What this task involves ▸ Read the listing and extract each line that includes the word "accent".

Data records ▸

::::

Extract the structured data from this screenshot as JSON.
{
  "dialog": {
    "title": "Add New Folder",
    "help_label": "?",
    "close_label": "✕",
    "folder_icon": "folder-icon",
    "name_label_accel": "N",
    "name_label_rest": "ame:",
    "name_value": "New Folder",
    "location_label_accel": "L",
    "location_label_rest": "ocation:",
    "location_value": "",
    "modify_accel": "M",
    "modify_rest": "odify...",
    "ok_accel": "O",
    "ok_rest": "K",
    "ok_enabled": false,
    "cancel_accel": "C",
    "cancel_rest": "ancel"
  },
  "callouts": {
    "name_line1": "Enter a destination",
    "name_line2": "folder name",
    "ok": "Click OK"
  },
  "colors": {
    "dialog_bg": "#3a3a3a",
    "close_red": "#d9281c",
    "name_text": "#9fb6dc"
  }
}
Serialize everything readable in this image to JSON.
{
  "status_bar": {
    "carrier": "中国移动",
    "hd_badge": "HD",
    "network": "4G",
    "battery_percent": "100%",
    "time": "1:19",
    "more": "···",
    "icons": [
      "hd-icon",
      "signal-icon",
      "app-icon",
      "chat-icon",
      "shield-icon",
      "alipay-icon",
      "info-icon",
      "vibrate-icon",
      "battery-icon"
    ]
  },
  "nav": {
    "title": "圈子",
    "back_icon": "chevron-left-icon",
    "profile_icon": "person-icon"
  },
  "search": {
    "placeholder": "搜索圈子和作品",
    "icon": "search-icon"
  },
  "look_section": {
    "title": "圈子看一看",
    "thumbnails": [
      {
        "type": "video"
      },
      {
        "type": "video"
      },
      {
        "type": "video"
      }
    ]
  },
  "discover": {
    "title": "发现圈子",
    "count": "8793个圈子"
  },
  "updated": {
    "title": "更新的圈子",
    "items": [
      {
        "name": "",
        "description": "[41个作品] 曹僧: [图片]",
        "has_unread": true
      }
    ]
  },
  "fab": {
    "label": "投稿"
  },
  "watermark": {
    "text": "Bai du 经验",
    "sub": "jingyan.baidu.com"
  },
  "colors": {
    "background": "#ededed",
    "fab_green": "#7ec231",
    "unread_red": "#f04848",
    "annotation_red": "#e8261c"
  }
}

::::

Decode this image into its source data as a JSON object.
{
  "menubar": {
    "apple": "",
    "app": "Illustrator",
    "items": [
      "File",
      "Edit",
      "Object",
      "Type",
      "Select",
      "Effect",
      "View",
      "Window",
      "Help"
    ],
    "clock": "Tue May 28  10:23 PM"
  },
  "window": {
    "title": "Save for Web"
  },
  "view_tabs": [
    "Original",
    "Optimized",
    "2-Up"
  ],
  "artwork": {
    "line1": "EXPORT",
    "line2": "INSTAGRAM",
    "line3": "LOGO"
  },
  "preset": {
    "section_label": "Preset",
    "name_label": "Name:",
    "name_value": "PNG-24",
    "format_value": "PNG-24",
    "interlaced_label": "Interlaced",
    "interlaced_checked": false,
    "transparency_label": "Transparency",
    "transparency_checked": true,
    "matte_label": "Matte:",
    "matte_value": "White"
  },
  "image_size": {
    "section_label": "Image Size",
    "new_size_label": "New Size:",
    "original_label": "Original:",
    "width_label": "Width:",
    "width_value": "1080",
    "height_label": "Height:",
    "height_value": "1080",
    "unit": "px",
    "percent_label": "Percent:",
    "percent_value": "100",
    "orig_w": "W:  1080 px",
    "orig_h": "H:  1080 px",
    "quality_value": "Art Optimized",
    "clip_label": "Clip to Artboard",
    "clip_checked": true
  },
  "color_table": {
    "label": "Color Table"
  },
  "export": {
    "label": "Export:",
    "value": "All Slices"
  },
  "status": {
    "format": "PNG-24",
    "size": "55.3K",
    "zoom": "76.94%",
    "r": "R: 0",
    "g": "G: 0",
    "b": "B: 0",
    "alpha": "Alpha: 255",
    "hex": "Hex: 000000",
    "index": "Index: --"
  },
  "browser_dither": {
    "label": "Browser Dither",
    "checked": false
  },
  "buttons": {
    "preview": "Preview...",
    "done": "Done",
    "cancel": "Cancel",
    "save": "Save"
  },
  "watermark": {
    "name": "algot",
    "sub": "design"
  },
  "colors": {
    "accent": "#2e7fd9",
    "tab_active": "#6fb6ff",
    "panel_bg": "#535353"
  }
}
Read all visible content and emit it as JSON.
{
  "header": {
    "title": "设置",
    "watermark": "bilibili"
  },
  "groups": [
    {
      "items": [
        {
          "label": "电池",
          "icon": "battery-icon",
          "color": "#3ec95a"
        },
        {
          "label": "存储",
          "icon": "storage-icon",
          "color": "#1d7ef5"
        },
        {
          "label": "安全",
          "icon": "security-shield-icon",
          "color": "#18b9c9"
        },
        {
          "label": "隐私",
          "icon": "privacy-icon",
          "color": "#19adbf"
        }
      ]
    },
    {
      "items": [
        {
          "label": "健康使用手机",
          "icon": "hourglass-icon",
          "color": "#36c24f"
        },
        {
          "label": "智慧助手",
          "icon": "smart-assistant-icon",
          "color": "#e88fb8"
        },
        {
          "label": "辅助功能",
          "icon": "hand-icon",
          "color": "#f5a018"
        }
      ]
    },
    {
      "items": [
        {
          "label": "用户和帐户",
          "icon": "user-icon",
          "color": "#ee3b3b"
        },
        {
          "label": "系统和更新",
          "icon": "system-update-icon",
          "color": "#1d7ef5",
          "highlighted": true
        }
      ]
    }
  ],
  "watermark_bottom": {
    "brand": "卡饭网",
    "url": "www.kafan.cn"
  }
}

::::

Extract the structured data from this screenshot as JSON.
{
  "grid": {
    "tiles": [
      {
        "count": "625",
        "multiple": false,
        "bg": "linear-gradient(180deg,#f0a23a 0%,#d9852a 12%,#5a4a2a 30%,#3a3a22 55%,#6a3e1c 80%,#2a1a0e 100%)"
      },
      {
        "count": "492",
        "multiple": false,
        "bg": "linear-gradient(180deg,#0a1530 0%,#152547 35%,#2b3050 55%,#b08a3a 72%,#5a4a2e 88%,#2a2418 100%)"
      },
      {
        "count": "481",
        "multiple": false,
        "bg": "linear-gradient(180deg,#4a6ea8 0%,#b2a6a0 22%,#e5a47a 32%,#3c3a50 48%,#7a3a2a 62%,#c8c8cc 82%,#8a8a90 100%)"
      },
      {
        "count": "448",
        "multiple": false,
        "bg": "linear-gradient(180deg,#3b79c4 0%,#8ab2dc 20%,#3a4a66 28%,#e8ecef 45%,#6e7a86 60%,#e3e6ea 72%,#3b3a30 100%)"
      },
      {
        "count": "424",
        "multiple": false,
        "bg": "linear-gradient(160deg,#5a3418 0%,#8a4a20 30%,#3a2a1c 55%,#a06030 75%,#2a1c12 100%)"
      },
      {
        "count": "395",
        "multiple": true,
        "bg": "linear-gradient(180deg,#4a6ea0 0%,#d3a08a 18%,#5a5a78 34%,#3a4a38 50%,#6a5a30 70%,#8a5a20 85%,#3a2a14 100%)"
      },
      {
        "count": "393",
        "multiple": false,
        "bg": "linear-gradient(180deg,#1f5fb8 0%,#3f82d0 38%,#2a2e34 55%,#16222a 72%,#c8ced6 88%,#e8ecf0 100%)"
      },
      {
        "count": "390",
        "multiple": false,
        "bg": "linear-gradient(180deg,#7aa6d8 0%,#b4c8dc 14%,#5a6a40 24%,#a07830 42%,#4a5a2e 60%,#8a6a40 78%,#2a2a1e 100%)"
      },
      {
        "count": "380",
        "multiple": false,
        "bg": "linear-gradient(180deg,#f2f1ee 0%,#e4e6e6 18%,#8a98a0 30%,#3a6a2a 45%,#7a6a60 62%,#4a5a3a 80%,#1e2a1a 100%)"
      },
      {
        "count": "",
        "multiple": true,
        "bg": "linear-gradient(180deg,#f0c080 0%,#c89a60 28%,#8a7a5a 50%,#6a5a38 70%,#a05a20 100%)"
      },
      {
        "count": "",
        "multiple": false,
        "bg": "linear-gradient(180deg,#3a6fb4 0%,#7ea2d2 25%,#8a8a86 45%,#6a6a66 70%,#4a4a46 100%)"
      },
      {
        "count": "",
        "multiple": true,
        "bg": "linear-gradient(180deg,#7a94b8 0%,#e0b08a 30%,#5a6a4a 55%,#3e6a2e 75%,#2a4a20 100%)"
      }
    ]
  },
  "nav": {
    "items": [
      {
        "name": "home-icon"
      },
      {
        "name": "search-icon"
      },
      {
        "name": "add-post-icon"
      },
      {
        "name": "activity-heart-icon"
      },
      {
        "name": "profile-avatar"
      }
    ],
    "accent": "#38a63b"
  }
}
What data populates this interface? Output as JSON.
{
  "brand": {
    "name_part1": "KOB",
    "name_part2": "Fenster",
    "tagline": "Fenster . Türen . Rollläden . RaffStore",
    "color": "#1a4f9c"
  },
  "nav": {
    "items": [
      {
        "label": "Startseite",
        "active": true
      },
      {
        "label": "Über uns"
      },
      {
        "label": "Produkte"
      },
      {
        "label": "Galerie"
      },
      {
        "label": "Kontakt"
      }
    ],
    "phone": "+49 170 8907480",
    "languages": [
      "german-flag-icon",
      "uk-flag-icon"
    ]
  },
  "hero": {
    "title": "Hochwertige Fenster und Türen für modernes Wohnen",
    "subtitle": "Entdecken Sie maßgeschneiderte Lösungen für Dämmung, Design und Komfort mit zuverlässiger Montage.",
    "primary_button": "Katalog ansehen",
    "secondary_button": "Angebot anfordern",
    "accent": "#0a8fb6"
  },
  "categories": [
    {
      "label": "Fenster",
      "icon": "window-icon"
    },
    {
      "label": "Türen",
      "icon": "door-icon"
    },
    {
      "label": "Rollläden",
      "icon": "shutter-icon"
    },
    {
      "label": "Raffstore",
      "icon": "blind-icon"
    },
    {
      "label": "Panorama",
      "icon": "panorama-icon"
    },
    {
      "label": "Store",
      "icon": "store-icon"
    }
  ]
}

::::

Finished task ▸
    "accent": "#2e7fd9",
    "accent": "#38a63b"
    "accent": "#0a8fb6"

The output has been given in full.